• **Job**: Go through the listing below and gather every line with the word "screenshot".

-------- Excerpted records --------

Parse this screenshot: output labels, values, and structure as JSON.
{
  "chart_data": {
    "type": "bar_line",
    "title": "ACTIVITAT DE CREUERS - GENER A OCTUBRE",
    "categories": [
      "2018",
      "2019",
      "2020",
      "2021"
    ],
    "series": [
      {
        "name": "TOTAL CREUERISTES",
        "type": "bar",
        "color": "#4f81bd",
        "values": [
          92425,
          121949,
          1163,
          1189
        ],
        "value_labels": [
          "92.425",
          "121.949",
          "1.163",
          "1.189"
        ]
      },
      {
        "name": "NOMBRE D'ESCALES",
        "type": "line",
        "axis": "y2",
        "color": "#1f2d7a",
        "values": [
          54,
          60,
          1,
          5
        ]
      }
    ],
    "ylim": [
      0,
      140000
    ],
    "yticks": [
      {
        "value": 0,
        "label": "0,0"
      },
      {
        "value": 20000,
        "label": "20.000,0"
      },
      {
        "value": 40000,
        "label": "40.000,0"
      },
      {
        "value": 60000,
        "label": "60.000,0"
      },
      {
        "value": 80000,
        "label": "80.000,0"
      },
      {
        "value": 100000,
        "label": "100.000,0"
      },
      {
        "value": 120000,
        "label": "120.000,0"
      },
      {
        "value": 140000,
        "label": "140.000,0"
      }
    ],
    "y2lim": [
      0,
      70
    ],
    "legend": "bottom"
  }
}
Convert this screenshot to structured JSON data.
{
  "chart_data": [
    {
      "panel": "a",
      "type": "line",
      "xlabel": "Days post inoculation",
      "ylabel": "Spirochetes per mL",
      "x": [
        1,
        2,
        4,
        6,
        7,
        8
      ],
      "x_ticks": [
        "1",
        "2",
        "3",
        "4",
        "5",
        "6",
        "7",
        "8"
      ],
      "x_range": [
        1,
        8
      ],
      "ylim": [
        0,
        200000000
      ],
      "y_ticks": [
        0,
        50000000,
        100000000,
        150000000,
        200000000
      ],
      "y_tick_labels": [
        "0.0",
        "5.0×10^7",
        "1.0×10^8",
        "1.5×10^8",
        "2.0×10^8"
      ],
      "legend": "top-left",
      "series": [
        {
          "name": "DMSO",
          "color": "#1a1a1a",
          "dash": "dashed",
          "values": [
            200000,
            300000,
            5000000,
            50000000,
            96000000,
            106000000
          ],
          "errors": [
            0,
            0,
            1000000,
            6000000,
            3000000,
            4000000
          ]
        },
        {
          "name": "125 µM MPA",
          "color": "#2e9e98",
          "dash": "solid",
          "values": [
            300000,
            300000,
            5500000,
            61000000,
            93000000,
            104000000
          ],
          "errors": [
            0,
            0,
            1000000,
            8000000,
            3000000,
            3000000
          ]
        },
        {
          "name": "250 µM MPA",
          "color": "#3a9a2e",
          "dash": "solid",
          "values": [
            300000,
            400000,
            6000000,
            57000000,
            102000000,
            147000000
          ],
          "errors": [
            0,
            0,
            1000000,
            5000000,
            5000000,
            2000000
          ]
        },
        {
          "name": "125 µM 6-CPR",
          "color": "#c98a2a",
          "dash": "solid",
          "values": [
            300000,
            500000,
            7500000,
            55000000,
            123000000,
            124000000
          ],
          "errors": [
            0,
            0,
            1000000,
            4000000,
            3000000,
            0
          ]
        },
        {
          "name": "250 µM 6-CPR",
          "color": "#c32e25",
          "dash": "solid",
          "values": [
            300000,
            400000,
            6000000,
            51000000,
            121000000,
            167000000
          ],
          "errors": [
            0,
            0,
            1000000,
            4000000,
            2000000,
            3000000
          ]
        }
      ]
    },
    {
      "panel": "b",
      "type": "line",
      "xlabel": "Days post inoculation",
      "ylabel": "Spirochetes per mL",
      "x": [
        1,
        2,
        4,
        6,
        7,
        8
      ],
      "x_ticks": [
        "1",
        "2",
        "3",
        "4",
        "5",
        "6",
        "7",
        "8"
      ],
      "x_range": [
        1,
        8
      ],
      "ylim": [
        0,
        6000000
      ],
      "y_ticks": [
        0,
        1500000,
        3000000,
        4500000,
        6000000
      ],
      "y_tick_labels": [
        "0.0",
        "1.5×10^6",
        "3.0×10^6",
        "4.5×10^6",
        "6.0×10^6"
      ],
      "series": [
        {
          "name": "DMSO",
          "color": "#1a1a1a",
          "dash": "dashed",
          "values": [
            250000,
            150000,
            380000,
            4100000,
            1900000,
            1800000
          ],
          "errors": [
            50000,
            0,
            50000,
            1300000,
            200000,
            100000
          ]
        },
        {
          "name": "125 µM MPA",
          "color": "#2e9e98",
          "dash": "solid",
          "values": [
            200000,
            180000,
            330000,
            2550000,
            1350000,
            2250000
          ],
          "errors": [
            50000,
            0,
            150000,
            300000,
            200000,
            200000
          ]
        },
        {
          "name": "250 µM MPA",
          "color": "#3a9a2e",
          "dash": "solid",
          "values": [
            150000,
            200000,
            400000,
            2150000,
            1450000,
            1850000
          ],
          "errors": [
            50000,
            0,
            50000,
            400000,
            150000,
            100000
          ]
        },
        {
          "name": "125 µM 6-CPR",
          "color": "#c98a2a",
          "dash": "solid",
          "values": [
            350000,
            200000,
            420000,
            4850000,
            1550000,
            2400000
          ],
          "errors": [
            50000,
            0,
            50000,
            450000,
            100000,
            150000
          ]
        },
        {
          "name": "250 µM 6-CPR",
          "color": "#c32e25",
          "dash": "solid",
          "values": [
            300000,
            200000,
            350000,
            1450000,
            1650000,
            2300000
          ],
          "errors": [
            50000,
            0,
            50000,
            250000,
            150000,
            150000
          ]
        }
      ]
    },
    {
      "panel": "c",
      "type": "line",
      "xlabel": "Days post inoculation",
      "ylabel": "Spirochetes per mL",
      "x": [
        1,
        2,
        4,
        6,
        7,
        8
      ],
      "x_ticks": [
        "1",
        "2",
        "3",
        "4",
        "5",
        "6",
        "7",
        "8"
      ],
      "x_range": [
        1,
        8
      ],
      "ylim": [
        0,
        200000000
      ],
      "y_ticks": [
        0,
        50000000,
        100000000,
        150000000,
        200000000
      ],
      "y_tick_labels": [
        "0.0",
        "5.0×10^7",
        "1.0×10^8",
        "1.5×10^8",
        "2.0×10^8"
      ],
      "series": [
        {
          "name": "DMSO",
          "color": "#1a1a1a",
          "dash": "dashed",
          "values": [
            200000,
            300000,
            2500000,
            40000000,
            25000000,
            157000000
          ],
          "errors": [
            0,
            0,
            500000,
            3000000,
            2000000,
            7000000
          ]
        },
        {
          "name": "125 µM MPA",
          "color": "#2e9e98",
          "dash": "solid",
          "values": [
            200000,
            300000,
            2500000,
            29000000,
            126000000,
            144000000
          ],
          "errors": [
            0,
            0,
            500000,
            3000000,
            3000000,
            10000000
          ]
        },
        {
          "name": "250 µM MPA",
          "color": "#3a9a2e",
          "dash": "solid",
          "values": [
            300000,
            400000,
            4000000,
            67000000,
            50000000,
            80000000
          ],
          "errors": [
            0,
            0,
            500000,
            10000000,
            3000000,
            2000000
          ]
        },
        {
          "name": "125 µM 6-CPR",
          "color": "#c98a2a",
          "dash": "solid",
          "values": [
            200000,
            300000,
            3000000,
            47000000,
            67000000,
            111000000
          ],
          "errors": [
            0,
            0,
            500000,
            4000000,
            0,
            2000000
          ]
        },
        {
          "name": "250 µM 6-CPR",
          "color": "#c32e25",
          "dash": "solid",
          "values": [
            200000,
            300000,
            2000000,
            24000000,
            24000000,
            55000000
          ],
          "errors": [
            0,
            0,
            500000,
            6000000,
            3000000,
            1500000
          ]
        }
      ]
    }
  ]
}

--------

• **Finished task**:
Parse this screenshot: output labels, values, and structure as JSON.
Convert this screenshot to structured JSON data.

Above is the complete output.